* Start *

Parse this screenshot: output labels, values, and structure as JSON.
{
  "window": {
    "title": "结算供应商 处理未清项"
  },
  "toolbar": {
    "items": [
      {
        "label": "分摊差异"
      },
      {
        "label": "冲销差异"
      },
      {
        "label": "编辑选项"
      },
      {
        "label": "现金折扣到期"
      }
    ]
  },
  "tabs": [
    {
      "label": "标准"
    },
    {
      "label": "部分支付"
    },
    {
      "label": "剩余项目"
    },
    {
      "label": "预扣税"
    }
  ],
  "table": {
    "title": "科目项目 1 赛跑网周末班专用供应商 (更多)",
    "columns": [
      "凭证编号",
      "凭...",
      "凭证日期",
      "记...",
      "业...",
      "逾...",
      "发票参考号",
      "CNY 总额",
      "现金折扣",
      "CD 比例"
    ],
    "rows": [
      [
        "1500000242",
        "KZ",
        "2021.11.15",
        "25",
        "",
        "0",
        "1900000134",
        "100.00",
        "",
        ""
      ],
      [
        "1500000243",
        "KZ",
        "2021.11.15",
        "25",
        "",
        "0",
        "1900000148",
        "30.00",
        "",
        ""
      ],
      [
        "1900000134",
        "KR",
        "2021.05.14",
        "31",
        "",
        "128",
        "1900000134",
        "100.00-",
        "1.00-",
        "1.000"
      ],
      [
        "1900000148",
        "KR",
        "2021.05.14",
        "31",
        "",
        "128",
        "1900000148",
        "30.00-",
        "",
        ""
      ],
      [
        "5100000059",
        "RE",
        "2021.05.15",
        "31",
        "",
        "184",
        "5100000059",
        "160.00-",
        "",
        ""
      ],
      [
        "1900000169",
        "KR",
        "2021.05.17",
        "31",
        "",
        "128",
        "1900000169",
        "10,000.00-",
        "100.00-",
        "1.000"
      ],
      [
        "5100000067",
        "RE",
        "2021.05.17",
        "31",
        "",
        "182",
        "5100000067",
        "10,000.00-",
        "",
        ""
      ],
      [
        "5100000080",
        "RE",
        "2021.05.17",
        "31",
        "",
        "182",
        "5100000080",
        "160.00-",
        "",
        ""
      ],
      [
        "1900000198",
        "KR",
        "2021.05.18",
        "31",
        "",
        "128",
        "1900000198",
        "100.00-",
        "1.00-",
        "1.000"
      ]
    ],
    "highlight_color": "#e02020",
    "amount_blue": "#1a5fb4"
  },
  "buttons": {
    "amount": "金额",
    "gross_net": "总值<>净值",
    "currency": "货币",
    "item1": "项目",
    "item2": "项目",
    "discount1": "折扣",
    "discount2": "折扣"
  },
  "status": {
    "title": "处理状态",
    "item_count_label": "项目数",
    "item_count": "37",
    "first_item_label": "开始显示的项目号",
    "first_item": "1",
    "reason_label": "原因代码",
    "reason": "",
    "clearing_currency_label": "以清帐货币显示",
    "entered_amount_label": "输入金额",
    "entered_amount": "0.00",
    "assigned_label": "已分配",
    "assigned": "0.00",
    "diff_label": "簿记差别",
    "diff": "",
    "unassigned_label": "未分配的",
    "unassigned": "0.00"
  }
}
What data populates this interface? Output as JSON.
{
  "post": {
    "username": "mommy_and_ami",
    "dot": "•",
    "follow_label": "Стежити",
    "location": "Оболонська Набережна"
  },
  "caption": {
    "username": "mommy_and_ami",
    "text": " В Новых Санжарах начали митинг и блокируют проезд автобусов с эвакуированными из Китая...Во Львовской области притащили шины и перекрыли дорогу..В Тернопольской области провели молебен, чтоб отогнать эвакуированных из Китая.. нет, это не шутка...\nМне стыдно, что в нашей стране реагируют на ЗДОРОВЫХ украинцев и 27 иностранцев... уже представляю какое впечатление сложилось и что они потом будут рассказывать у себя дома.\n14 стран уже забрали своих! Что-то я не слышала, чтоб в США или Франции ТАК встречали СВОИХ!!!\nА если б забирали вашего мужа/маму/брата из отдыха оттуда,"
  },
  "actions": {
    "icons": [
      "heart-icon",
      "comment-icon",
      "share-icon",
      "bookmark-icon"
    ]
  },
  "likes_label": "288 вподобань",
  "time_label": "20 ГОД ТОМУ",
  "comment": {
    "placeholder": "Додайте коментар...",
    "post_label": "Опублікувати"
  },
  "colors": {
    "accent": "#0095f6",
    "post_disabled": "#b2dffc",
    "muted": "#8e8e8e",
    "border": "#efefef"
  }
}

* End *

*WHAT THE EXERCISE ASKS*
Give the entries again in full, exactly as they are written.

*WRITTEN ANSWER*
Parse this screenshot: output labels, values, and structure as JSON.
{
  "window": {
    "title": "结算供应商 处理未清项"
  },
  "toolbar": {
    "items": [
      {
        "label": "分摊差异"
      },
      {
        "label": "冲销差异"
      },
      {
        "label": "编辑选项"
      },
      {
        "label": "现金折扣到期"
      }
    ]
  },
  "tabs": [
    {
      "label": "标准"
    },
    {
      "label": "部分支付"
    },
    {
      "label": "剩余项目"
    },
    {
      "label": "预扣税"
    }
  ],
  "table": {
    "title": "科目项目 1 赛跑网周末班专用供应商 (更多)",
    "columns": [
      "凭证编号",
      "凭...",
      "凭证日期",
      "记...",
      "业...",
      "逾...",
      "发票参考号",
      "CNY 总额",
      "现金折扣",
      "CD 比例"
    ],
    "rows": [
      [
        "1500000242",
        "KZ",
        "2021.11.15",
        "25",
        "",
        "0",
        "1900000134",
        "100.00",
        "",
        ""
      ],
      [
        "1500000243",
        "KZ",
        "2021.11.15",
        "25",
        "",
        "0",
        "1900000148",
        "30.00",
        "",
        ""
      ],
      [
        "1900000134",
        "KR",
        "2021.05.14",
        "31",
        "",
        "128",
        "1900000134",
        "100.00-",
        "1.00-",
        "1.000"
      ],
      [
        "1900000148",
        "KR",
        "2021.05.14",
        "31",
        "",
        "128",
        "1900000148",
        "30.00-",
        "",
        ""
      ],
      [
        "5100000059",
        "RE",
        "2021.05.15",
        "31",
        "",
        "184",
        "5100000059",
        "160.00-",
        "",
        ""
      ],
      [
        "1900000169",
        "KR",
        "2021.05.17",
        "31",
        "",
        "128",
        "1900000169",
        "10,000.00-",
        "100.00-",
        "1.000"
      ],
      [
        "5100000067",
        "RE",
        "2021.05.17",
        "31",
        "",
        "182",
        "5100000067",
        "10,000.00-",
        "",
        ""
      ],
      [
        "5100000080",
        "RE",
        "2021.05.17",
        "31",
        "",
        "182",
        "5100000080",
        "160.00-",
        "",
        ""
      ],
      [
        "1900000198",
        "KR",
        "2021.05.18",
        "31",
        "",
        "128",
        "1900000198",
        "100.00-",
        "1.00-",
        "1.000"
      ]
    ],
    "highlight_color": "#e02020",
    "amount_blue": "#1a5fb4"
  },
  "buttons": {
    "amount": "金额",
    "gross_net": "总值<>净值",
    "currency": "货币",
    "item1": "项目",
    "item2": "项目",
    "discount1": "折扣",
    "discount2": "折扣"
  },
  "status": {
    "title": "处理状态",
    "item_count_label": "项目数",
    "item_count": "37",
    "first_item_label": "开始显示的项目号",
    "first_item": "1",
    "reason_label": "原因代码",
    "reason": "",
    "clearing_currency_label": "以清帐货币显示",
    "entered_amount_label": "输入金额",
    "entered_amount": "0.00",
    "assigned_label": "已分配",
    "assigned": "0.00",
    "diff_label": "簿记差别",
    "diff": "",
    "unassigned_label": "未分配的",
    "unassigned": "0.00"
  }
}
What data populates this interface? Output as JSON.
{
  "post": {
    "username": "mommy_and_ami",
    "dot": "•",
    "follow_label": "Стежити",
    "location": "Оболонська Набережна"
  },
  "caption": {
    "username": "mommy_and_ami",
    "text": " В Новых Санжарах начали митинг и блокируют проезд автобусов с эвакуированными из Китая...Во Львовской области притащили шины и перекрыли дорогу..В Тернопольской области провели молебен, чтоб отогнать эвакуированных из Китая.. нет, это не шутка...\nМне стыдно, что в нашей стране реагируют на ЗДОРОВЫХ украинцев и 27 иностранцев... уже представляю какое впечатление сложилось и что они потом будут рассказывать у себя дома.\n14 стран уже забрали своих! Что-то я не слышала, чтоб в США или Франции ТАК встречали СВОИХ!!!\nА если б забирали вашего мужа/маму/брата из отдыха оттуда,"
  },
  "actions": {
    "icons": [
      "heart-icon",
      "comment-icon",
      "share-icon",
      "bookmark-icon"
    ]
  },
  "likes_label": "288 вподобань",
  "time_label": "20 ГОД ТОМУ",
  "comment": {
    "placeholder": "Додайте коментар...",
    "post_label": "Опублікувати"
  },
  "colors": {
    "accent": "#0095f6",
    "post_disabled": "#b2dffc",
    "muted": "#8e8e8e",
    "border": "#efefef"
  }
}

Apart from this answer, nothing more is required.